┌────────
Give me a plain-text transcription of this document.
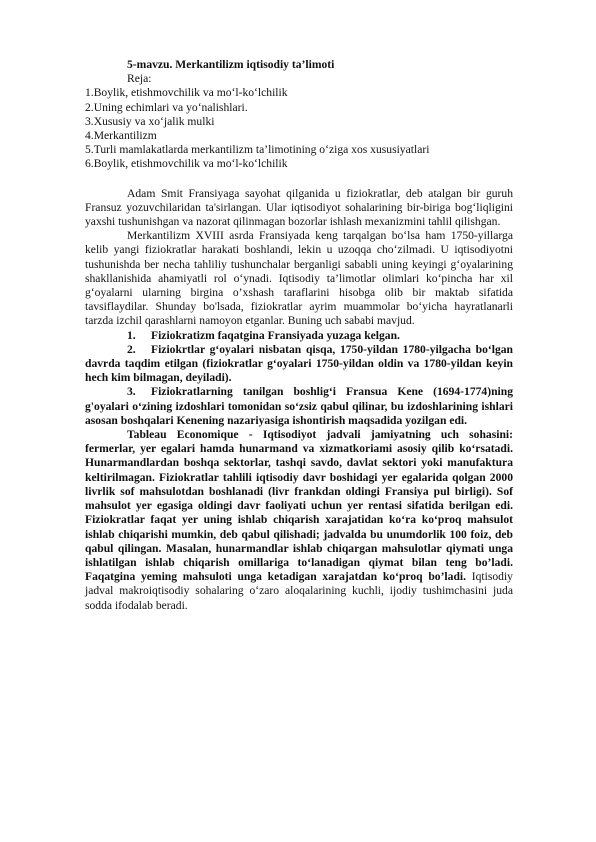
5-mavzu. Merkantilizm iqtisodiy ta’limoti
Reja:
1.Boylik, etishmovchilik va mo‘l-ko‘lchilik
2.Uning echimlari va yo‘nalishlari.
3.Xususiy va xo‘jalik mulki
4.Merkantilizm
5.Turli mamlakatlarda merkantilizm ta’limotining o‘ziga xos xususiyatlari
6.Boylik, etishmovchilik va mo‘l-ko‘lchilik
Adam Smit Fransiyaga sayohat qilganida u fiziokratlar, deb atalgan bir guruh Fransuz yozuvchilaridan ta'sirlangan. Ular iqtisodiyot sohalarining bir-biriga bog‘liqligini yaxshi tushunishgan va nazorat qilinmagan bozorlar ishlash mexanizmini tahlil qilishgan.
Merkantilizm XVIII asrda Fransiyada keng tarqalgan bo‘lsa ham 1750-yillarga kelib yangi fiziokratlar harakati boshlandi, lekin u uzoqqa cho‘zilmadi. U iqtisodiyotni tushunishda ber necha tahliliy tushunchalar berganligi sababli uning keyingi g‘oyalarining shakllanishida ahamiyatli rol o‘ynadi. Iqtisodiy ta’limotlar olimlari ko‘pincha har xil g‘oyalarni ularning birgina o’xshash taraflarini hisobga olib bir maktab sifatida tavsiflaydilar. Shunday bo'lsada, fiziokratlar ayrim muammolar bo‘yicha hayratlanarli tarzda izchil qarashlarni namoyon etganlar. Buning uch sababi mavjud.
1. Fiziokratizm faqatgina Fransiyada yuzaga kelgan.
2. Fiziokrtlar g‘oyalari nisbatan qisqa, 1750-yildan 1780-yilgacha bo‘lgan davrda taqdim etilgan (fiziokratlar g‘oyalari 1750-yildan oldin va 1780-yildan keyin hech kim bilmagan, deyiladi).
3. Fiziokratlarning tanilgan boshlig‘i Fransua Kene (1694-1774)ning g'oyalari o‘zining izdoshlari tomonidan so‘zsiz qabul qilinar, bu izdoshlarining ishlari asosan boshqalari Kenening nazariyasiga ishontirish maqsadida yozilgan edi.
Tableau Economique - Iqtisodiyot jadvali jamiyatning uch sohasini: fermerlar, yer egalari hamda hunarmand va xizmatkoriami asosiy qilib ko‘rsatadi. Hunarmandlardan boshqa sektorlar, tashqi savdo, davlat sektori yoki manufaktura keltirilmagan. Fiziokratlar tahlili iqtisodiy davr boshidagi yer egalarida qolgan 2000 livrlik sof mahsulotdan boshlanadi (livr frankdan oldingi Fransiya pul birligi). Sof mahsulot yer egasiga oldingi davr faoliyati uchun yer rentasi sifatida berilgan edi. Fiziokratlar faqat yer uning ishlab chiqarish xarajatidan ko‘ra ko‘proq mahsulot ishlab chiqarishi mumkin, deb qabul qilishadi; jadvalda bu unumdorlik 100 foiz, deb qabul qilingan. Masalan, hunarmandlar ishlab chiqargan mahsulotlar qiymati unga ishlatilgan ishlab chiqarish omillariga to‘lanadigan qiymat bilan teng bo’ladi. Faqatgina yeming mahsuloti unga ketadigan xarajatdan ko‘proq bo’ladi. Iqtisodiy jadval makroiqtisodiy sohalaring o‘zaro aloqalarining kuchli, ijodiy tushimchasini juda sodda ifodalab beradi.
└────────
EXERCISE DESCRIPTION
The data above needs to be retyped exactly, with the images left out.

ANSWER TO THIS EXERCISE
Give me a plain-text transcription of this document.
5-mavzu. Merkantilizm iqtisodiy ta’limoti
Reja:
1.Boylik, etishmovchilik va mo‘l-ko‘lchilik
2.Uning echimlari va yo‘nalishlari.
3.Xususiy va xo‘jalik mulki
4.Merkantilizm
5.Turli mamlakatlarda merkantilizm ta’limotining o‘ziga xos xususiyatlari
6.Boylik, etishmovchilik va mo‘l-ko‘lchilik
Adam Smit Fransiyaga sayohat qilganida u fiziokratlar, deb atalgan bir guruh Fransuz yozuvchilaridan ta'sirlangan. Ular iqtisodiyot sohalarining bir-biriga bog‘liqligini yaxshi tushunishgan va nazorat qilinmagan bozorlar ishlash mexanizmini tahlil qilishgan.
Merkantilizm XVIII asrda Fransiyada keng tarqalgan bo‘lsa ham 1750-yillarga kelib yangi fiziokratlar harakati boshlandi, lekin u uzoqqa cho‘zilmadi. U iqtisodiyotni tushunishda ber necha tahliliy tushunchalar berganligi sababli uning keyingi g‘oyalarining shakllanishida ahamiyatli rol o‘ynadi. Iqtisodiy ta’limotlar olimlari ko‘pincha har xil g‘oyalarni ularning birgina o’xshash taraflarini hisobga olib bir maktab sifatida tavsiflaydilar. Shunday bo'lsada, fiziokratlar ayrim muammolar bo‘yicha hayratlanarli tarzda izchil qarashlarni namoyon etganlar. Buning uch sababi mavjud.
1. Fiziokratizm faqatgina Fransiyada yuzaga kelgan.
2. Fiziokrtlar g‘oyalari nisbatan qisqa, 1750-yildan 1780-yilgacha bo‘lgan davrda taqdim etilgan (fiziokratlar g‘oyalari 1750-yildan oldin va 1780-yildan keyin hech kim bilmagan, deyiladi).
3. Fiziokratlarning tanilgan boshlig‘i Fransua Kene (1694-1774)ning g'oyalari o‘zining izdoshlari tomonidan so‘zsiz qabul qilinar, bu izdoshlarining ishlari asosan boshqalari Kenening nazariyasiga ishontirish maqsadida yozilgan edi.
Tableau Economique - Iqtisodiyot jadvali jamiyatning uch sohasini: fermerlar, yer egalari hamda hunarmand va xizmatkoriami asosiy qilib ko‘rsatadi. Hunarmandlardan boshqa sektorlar, tashqi savdo, davlat sektori yoki manufaktura keltirilmagan. Fiziokratlar tahlili iqtisodiy davr boshidagi yer egalarida qolgan 2000 livrlik sof mahsulotdan boshlanadi (livr frankdan oldingi Fransiya pul birligi). Sof mahsulot yer egasiga oldingi davr faoliyati uchun yer rentasi sifatida berilgan edi. Fiziokratlar faqat yer uning ishlab chiqarish xarajatidan ko‘ra ko‘proq mahsulot ishlab chiqarishi mumkin, deb qabul qilishadi; jadvalda bu unumdorlik 100 foiz, deb qabul qilingan. Masalan, hunarmandlar ishlab chiqargan mahsulotlar qiymati unga ishlatilgan ishlab chiqarish omillariga to‘lanadigan qiymat bilan teng bo’ladi. Faqatgina yeming mahsuloti unga ketadigan xarajatdan ko‘proq bo’ladi. Iqtisodiy jadval makroiqtisodiy sohalaring o‘zaro aloqalarining kuchli, ijodiy tushimchasini juda sodda ifodalab beradi.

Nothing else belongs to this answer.